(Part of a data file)
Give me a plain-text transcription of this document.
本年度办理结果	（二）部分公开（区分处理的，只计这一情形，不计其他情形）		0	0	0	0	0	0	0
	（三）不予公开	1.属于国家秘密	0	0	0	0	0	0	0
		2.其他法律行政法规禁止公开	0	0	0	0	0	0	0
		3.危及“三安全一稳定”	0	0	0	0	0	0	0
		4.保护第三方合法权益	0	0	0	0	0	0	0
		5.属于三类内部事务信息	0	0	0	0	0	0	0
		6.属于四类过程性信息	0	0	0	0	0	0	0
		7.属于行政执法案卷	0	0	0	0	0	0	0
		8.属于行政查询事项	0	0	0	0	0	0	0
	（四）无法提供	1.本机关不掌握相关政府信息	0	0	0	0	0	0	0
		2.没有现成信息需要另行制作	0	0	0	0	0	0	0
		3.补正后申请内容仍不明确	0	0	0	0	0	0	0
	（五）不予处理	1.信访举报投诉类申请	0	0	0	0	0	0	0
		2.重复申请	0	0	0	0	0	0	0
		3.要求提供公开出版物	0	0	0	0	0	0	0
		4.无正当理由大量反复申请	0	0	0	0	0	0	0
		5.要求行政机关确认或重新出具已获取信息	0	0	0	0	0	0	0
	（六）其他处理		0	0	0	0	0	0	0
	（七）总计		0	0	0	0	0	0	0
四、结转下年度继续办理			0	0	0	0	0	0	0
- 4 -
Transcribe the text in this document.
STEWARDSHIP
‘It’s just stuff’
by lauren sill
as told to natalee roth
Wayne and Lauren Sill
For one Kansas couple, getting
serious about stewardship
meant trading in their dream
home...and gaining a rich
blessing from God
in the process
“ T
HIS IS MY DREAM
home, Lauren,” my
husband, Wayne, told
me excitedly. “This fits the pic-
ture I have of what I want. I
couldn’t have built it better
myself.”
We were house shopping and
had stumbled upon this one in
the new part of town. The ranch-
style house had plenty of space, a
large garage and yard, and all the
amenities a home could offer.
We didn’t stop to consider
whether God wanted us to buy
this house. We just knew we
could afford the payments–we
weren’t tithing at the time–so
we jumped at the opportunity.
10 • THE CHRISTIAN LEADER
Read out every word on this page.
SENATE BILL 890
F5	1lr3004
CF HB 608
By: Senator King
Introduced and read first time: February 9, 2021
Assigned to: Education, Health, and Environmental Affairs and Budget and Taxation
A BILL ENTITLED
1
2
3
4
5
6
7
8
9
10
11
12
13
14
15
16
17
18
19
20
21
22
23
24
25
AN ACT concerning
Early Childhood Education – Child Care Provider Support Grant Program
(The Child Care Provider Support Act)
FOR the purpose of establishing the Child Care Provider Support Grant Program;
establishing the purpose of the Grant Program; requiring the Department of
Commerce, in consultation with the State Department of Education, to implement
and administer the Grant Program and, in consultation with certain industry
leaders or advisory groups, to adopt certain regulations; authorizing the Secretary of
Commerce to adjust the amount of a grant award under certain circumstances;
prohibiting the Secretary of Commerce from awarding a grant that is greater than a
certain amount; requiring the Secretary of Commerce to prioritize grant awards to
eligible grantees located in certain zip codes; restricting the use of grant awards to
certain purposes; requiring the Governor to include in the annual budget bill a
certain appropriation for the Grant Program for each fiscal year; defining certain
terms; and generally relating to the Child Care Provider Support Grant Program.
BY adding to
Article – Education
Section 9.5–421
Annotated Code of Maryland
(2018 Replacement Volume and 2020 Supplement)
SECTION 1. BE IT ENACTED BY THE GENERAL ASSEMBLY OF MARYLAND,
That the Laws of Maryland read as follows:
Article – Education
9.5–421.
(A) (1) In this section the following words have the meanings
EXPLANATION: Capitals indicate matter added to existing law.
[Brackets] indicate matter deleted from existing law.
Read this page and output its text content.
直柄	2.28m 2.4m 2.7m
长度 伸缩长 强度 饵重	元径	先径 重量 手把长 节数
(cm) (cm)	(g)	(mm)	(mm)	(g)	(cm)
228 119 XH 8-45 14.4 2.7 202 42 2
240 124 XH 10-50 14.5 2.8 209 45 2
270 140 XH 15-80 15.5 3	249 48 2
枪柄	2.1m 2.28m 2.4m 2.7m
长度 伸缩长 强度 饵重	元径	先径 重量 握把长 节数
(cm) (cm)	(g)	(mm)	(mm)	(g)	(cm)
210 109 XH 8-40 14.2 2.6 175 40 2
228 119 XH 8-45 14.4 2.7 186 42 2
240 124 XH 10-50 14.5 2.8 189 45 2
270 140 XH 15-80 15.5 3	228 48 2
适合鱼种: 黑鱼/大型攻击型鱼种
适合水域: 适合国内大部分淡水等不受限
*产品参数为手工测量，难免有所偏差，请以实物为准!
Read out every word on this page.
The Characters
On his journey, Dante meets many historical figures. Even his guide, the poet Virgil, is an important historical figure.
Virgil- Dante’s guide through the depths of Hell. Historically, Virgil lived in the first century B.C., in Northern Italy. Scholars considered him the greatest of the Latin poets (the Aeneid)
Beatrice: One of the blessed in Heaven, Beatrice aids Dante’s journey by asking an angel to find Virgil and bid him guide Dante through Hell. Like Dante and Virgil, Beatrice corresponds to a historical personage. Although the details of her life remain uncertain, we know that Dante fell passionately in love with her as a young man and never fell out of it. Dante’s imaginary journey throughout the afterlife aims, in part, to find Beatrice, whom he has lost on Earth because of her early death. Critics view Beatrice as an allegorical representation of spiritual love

=== PROBLEM STATEMENT ===
Would you reproduce the material above in full, exactly as given?

=== TASK SOLUTION ===
Give me a plain-text transcription of this document.
本年度办理结果	（二）部分公开（区分处理的，只计这一情形，不计其他情形）		0	0	0	0	0	0	0
	（三）不予公开	1.属于国家秘密	0	0	0	0	0	0	0
		2.其他法律行政法规禁止公开	0	0	0	0	0	0	0
		3.危及“三安全一稳定”	0	0	0	0	0	0	0
		4.保护第三方合法权益	0	0	0	0	0	0	0
		5.属于三类内部事务信息	0	0	0	0	0	0	0
		6.属于四类过程性信息	0	0	0	0	0	0	0
		7.属于行政执法案卷	0	0	0	0	0	0	0
		8.属于行政查询事项	0	0	0	0	0	0	0
	（四）无法提供	1.本机关不掌握相关政府信息	0	0	0	0	0	0	0
		2.没有现成信息需要另行制作	0	0	0	0	0	0	0
		3.补正后申请内容仍不明确	0	0	0	0	0	0	0
	（五）不予处理	1.信访举报投诉类申请	0	0	0	0	0	0	0
		2.重复申请	0	0	0	0	0	0	0
		3.要求提供公开出版物	0	0	0	0	0	0	0
		4.无正当理由大量反复申请	0	0	0	0	0	0	0
		5.要求行政机关确认或重新出具已获取信息	0	0	0	0	0	0	0
	（六）其他处理		0	0	0	0	0	0	0
	（七）总计		0	0	0	0	0	0	0
四、结转下年度继续办理			0	0	0	0	0	0	0
- 4 -
Transcribe the text in this document.
STEWARDSHIP
‘It’s just stuff’
by lauren sill
as told to natalee roth
Wayne and Lauren Sill
For one Kansas couple, getting
serious about stewardship
meant trading in their dream
home...and gaining a rich
blessing from God
in the process
“ T
HIS IS MY DREAM
home, Lauren,” my
husband, Wayne, told
me excitedly. “This fits the pic-
ture I have of what I want. I
couldn’t have built it better
myself.”
We were house shopping and
had stumbled upon this one in
the new part of town. The ranch-
style house had plenty of space, a
large garage and yard, and all the
amenities a home could offer.
We didn’t stop to consider
whether God wanted us to buy
this house. We just knew we
could afford the payments–we
weren’t tithing at the time–so
we jumped at the opportunity.
10 • THE CHRISTIAN LEADER
Read out every word on this page.
SENATE BILL 890
F5	1lr3004
CF HB 608
By: Senator King
Introduced and read first time: February 9, 2021
Assigned to: Education, Health, and Environmental Affairs and Budget and Taxation
A BILL ENTITLED
1
2
3
4
5
6
7
8
9
10
11
12
13
14
15
16
17
18
19
20
21
22
23
24
25
AN ACT concerning
Early Childhood Education – Child Care Provider Support Grant Program
(The Child Care Provider Support Act)
FOR the purpose of establishing the Child Care Provider Support Grant Program;
establishing the purpose of the Grant Program; requiring the Department of
Commerce, in consultation with the State Department of Education, to implement
and administer the Grant Program and, in consultation with certain industry
leaders or advisory groups, to adopt certain regulations; authorizing the Secretary of
Commerce to adjust the amount of a grant award under certain circumstances;
prohibiting the Secretary of Commerce from awarding a grant that is greater than a
certain amount; requiring the Secretary of Commerce to prioritize grant awards to
eligible grantees located in certain zip codes; restricting the use of grant awards to
certain purposes; requiring the Governor to include in the annual budget bill a
certain appropriation for the Grant Program for each fiscal year; defining certain
terms; and generally relating to the Child Care Provider Support Grant Program.
BY adding to
Article – Education
Section 9.5–421
Annotated Code of Maryland
(2018 Replacement Volume and 2020 Supplement)
SECTION 1. BE IT ENACTED BY THE GENERAL ASSEMBLY OF MARYLAND,
That the Laws of Maryland read as follows:
Article – Education
9.5–421.
(A) (1) In this section the following words have the meanings
EXPLANATION: Capitals indicate matter added to existing law.
[Brackets] indicate matter deleted from existing law.
Read this page and output its text content.
直柄	2.28m 2.4m 2.7m
长度 伸缩长 强度 饵重	元径	先径 重量 手把长 节数
(cm) (cm)	(g)	(mm)	(mm)	(g)	(cm)
228 119 XH 8-45 14.4 2.7 202 42 2
240 124 XH 10-50 14.5 2.8 209 45 2
270 140 XH 15-80 15.5 3	249 48 2
枪柄	2.1m 2.28m 2.4m 2.7m
长度 伸缩长 强度 饵重	元径	先径 重量 握把长 节数
(cm) (cm)	(g)	(mm)	(mm)	(g)	(cm)
210 109 XH 8-40 14.2 2.6 175 40 2
228 119 XH 8-45 14.4 2.7 186 42 2
240 124 XH 10-50 14.5 2.8 189 45 2
270 140 XH 15-80 15.5 3	228 48 2
适合鱼种: 黑鱼/大型攻击型鱼种
适合水域: 适合国内大部分淡水等不受限
*产品参数为手工测量，难免有所偏差，请以实物为准!
Read out every word on this page.
The Characters
On his journey, Dante meets many historical figures. Even his guide, the poet Virgil, is an important historical figure.
Virgil- Dante’s guide through the depths of Hell. Historically, Virgil lived in the first century B.C., in Northern Italy. Scholars considered him the greatest of the Latin poets (the Aeneid)
Beatrice: One of the blessed in Heaven, Beatrice aids Dante’s journey by asking an angel to find Virgil and bid him guide Dante through Hell. Like Dante and Virgil, Beatrice corresponds to a historical personage. Although the details of her life remain uncertain, we know that Dante fell passionately in love with her as a young man and never fell out of it. Dante’s imaginary journey throughout the afterlife aims, in part, to find Beatrice, whom he has lost on Earth because of her early death. Critics view Beatrice as an allegorical representation of spiritual love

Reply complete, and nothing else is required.